Required work:
Return all of the entries exactly as written.

Data entries:
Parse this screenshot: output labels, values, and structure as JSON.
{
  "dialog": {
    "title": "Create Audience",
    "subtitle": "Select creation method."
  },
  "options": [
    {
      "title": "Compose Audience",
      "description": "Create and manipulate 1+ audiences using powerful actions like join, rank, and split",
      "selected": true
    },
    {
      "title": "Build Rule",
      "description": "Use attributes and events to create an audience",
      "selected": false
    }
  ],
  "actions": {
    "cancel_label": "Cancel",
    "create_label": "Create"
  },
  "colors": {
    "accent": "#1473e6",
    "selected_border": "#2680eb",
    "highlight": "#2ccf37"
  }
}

Exercise solution:
Parse this screenshot: output labels, values, and structure as JSON.
{
  "dialog": {
    "title": "Create Audience",
    "subtitle": "Select creation method."
  },
  "options": [
    {
      "title": "Compose Audience",
      "description": "Create and manipulate 1+ audiences using powerful actions like join, rank, and split",
      "selected": true
    },
    {
      "title": "Build Rule",
      "description": "Use attributes and events to create an audience",
      "selected": false
    }
  ],
  "actions": {
    "cancel_label": "Cancel",
    "create_label": "Create"
  },
  "colors": {
    "accent": "#1473e6",
    "selected_border": "#2680eb",
    "highlight": "#2ccf37"
  }
}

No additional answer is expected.